Text segment:
---
Folders named Unknown contain vEthernet interfaces that have not been associated with a network interface card (also called nonparticipating interfaces).

Step 3 Expand the desired folder.

Step 4 Choose the desired interface.

Step 5 In the Details pane, click the Port Details tab.

Step 6 Expand the Port Mode Settings content.

Step 7 In the Mode drop-down list, choose Trunk.

Step 8 In the Allowed VLAN drop-down list, choose one of the following:

(1-3967, 4048-4093)—Specifies VLANs 1 to 3967 and 4048 to 4093 as the allowed VLANs.

None—Specifies that no VLANs are allowed.

Specific—Allows you to choose one or more VLANs from the list of available VLANs.

Step 9 In the Native VLAN drop-down list, do one of the following:

Choose an existing VLAN and click OK.

In the Assign a new VLAN ID field, enter a new VLAN ID, and if desired, check Create in the device. Click OK.

Step 10 From the menu bar, choose File > Deploy to apply your changes to the device.


RELATED TOPICS

Configuring a Description for a vEthernet Interface

Configuring a vEthernet Access Interface

Configuring a Private VLAN on a vEthernet Interface

Enabling or Disabling a vEthernet Interface

Configuring a Private VLAN on a vEthernet Interface

You can configure a private VLAN (PVLAN) on a vEthernet interface.
---
Data rows:

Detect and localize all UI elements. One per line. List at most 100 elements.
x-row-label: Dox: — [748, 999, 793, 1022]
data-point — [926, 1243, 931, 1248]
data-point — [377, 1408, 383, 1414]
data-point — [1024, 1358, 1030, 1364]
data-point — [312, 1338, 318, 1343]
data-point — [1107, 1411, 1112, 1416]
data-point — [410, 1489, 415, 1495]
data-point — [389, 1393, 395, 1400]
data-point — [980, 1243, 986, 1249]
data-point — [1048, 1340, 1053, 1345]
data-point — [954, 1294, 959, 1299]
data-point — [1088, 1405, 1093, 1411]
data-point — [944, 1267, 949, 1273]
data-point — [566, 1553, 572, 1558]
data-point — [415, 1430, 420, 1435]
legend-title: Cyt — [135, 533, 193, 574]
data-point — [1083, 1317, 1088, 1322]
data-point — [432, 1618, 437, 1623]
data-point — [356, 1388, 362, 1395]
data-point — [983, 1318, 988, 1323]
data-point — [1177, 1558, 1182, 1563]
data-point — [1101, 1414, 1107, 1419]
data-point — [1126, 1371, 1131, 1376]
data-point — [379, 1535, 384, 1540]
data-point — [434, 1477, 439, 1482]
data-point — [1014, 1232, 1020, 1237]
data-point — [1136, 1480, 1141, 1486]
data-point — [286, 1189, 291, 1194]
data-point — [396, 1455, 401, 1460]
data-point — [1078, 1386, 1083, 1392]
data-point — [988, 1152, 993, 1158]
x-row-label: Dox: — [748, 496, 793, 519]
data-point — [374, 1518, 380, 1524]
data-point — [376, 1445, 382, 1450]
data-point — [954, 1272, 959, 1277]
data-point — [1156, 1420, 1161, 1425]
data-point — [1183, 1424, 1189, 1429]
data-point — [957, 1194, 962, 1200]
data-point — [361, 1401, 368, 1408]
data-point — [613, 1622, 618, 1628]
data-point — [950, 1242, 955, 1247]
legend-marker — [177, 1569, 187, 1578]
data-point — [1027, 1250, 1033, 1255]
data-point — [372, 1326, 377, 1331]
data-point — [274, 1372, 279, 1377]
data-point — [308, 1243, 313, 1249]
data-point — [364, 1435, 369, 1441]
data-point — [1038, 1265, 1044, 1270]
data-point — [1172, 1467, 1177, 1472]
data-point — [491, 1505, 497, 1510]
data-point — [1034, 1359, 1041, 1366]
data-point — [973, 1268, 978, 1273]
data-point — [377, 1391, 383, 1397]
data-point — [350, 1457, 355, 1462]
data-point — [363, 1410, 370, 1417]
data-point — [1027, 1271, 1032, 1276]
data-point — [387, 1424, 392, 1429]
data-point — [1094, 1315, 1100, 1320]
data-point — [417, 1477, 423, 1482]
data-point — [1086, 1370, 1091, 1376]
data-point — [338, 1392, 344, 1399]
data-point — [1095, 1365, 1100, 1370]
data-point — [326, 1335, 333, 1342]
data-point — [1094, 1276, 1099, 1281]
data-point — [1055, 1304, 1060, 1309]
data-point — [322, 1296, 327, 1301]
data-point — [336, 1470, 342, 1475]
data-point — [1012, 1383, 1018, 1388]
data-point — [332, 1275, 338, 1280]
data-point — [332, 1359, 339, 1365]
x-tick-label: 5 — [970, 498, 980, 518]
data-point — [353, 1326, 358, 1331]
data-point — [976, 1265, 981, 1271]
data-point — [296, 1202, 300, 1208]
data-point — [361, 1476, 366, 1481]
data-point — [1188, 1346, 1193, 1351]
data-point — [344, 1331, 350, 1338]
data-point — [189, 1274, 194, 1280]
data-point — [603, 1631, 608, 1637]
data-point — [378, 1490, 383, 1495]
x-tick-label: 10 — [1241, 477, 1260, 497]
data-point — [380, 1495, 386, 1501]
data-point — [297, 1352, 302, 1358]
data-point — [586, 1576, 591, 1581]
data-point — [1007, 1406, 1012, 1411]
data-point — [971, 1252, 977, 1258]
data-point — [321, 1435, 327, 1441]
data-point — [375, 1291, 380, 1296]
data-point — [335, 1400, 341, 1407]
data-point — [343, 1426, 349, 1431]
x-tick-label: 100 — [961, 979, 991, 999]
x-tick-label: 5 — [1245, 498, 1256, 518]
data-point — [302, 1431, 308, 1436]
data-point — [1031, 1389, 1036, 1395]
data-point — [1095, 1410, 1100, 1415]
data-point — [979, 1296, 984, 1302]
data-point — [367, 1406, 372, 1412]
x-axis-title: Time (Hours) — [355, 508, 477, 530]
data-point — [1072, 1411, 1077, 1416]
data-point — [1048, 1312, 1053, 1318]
---
Exercise instructions: Reproduce the vEthernet configuration text word for word, from "Folders named Unknown" up to and including "Mode Settings content.". The records have no connection to the vEthernet configuration text.

Response to the exercise:
Folders named Unknown contain vEthernet interfaces that have not been associated with a network interface card (also called nonparticipating interfaces).

Step 3 Expand the desired folder.

Step 4 Choose the desired interface.

Step 5 In the Details pane, click the Port Details tab.

Step 6 Expand the Port Mode Settings content.